Write out the records from their first line through the line containing "back-button[interactable] <box>136 378", keeping every line unchanged and including both ends.
━━━ GIVEN RECORDS ━━━
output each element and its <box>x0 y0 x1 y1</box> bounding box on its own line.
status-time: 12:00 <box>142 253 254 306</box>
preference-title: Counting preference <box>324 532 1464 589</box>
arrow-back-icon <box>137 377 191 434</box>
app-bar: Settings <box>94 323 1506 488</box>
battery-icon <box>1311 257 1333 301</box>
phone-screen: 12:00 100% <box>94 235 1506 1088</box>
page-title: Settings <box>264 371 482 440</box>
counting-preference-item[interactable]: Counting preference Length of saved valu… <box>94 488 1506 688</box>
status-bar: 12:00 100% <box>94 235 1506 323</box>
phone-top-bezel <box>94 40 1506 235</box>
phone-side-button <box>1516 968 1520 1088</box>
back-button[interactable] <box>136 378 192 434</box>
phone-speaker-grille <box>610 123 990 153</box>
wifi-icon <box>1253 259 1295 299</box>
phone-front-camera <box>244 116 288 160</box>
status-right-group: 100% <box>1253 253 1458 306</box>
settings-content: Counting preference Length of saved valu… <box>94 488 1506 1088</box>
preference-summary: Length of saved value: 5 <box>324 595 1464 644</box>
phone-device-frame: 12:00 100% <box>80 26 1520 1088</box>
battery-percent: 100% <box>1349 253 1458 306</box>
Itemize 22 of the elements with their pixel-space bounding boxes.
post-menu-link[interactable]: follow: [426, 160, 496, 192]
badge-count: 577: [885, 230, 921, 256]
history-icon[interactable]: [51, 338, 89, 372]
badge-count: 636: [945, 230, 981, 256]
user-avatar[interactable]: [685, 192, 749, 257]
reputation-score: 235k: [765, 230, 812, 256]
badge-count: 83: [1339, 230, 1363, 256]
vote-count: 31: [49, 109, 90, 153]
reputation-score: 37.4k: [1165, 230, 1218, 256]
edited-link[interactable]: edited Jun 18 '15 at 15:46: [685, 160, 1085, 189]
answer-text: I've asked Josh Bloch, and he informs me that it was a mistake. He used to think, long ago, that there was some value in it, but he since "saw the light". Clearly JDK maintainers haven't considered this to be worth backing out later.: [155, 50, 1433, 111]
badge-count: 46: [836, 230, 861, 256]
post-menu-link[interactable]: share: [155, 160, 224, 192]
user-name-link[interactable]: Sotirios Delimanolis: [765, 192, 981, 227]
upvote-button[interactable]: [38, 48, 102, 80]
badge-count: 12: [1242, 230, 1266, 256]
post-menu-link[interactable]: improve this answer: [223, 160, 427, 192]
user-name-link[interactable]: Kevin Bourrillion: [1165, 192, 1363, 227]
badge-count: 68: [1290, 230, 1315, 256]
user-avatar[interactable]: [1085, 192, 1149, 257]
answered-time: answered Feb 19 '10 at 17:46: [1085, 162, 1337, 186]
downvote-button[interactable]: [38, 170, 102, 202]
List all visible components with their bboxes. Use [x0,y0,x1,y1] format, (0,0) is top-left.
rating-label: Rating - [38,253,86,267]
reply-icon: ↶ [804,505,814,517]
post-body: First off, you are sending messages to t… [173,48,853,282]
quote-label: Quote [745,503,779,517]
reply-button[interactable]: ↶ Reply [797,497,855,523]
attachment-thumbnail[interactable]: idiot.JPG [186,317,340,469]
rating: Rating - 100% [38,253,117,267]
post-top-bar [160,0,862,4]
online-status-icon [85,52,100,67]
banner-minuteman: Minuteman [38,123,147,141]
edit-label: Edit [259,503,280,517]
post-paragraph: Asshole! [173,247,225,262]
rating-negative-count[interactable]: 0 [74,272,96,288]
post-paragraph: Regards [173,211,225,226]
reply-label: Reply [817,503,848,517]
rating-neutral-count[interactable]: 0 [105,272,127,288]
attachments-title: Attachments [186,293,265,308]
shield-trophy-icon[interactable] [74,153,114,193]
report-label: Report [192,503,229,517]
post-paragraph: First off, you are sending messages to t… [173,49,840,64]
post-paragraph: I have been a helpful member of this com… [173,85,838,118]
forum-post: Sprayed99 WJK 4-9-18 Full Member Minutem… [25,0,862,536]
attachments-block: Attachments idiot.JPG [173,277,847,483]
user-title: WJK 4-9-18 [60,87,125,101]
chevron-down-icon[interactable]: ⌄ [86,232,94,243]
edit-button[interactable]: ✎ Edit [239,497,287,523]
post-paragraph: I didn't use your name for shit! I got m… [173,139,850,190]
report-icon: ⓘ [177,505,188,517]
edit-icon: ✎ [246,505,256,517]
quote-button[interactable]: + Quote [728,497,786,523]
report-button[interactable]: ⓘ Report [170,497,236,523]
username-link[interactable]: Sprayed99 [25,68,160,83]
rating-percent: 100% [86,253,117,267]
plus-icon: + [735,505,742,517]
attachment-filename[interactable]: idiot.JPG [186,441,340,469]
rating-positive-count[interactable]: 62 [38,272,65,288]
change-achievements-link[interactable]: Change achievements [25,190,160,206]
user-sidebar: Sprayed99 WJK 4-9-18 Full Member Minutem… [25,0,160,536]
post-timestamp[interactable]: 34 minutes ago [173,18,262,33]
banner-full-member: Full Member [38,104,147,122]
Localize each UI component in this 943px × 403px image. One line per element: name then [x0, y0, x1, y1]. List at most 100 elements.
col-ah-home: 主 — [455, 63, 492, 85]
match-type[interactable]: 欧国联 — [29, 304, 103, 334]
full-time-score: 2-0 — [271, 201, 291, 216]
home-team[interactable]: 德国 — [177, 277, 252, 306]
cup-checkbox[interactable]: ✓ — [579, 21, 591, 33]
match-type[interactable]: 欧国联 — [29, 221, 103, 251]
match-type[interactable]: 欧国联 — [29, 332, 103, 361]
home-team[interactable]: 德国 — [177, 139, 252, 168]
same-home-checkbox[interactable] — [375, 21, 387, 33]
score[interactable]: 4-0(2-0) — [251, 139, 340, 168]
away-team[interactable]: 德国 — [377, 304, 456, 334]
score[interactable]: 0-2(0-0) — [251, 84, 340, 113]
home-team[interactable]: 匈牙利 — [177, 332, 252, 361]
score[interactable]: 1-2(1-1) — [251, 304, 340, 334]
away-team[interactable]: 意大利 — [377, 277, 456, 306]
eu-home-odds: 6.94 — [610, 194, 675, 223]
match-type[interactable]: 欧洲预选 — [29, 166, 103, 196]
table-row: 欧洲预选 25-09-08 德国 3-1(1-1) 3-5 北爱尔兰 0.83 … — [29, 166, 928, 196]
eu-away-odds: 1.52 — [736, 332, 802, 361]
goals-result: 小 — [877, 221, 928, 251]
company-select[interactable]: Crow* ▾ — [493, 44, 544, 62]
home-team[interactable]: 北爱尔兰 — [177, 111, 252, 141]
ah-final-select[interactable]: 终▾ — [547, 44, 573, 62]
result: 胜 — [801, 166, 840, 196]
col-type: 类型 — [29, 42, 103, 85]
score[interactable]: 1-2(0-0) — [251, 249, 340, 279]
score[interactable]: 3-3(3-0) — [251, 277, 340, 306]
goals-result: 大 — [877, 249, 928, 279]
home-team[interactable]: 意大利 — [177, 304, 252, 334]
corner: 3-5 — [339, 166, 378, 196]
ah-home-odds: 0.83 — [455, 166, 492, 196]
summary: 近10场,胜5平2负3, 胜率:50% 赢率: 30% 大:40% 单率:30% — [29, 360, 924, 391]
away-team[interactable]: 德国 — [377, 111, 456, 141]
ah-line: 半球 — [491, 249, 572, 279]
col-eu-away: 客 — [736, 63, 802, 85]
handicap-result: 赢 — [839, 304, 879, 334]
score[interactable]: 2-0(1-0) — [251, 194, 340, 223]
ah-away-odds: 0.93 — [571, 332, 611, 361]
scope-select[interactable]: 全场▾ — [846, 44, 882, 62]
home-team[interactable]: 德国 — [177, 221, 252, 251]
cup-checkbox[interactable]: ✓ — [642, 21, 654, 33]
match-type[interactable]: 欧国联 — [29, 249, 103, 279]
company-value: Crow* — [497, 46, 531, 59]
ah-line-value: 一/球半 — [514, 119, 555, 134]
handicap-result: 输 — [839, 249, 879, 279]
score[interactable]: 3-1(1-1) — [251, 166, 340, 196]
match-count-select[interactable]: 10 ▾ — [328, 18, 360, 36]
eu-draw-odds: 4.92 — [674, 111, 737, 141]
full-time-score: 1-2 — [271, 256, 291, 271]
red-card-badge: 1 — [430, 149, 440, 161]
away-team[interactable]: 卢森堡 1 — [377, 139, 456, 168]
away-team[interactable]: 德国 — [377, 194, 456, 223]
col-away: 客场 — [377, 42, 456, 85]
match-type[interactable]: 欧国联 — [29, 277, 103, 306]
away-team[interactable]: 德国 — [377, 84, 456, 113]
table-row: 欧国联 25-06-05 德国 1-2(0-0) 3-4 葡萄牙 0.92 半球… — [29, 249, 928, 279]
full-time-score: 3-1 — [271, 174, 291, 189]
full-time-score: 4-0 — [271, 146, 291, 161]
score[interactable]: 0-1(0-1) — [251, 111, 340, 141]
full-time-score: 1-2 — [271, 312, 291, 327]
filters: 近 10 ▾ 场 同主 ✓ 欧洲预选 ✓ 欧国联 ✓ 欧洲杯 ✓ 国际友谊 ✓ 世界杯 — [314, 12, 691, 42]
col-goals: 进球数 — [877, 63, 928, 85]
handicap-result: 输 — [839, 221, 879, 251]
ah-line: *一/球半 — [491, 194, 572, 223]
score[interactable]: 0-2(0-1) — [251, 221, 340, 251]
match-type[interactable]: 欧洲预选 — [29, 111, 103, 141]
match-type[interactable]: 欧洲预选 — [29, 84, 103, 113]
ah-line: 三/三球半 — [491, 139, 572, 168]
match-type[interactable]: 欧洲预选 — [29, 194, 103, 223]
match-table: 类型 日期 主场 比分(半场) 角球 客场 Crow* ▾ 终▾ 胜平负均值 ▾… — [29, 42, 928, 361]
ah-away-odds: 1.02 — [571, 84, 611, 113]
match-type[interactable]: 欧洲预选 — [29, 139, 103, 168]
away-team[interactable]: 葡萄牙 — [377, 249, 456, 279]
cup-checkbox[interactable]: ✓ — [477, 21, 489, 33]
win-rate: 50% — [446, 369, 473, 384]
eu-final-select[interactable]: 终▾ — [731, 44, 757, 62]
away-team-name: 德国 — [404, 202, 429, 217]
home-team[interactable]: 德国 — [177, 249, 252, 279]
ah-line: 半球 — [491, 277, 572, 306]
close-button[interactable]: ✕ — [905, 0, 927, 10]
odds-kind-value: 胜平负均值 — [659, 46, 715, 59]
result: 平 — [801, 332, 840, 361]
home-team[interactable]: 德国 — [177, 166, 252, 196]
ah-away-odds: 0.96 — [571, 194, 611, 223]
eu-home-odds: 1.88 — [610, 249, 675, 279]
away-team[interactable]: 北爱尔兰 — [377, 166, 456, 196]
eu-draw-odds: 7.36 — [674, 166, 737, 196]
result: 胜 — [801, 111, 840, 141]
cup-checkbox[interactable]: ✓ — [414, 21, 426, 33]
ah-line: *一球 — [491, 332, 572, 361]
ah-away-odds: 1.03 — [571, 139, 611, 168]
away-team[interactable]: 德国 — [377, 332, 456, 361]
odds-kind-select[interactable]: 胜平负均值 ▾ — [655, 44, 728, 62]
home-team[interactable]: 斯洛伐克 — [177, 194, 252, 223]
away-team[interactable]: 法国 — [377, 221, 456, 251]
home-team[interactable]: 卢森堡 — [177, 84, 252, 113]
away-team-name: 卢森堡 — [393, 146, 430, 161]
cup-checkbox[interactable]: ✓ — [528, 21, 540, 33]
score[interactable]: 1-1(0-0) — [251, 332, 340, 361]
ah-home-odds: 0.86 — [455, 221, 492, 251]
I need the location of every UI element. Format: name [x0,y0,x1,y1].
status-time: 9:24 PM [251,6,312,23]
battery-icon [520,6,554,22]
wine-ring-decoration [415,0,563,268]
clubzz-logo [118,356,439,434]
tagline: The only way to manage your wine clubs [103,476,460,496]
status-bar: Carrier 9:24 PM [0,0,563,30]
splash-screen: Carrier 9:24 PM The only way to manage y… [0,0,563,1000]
━━━
__SOLVED PROBLEM__
output each element and its <box>x0 y0 x1 y1</box> bounding box on its own line.
status-time: 12:00 <box>142 253 254 306</box>
preference-title: Counting preference <box>324 532 1464 589</box>
arrow-back-icon <box>137 377 191 434</box>
app-bar: Settings <box>94 323 1506 488</box>
battery-icon <box>1311 257 1333 301</box>
phone-screen: 12:00 100% <box>94 235 1506 1088</box>
page-title: Settings <box>264 371 482 440</box>
counting-preference-item[interactable]: Counting preference Length of saved valu… <box>94 488 1506 688</box>
status-bar: 12:00 100% <box>94 235 1506 323</box>
phone-top-bezel <box>94 40 1506 235</box>
phone-side-button <box>1516 968 1520 1088</box>
back-button[interactable] <box>136 378 192 434</box>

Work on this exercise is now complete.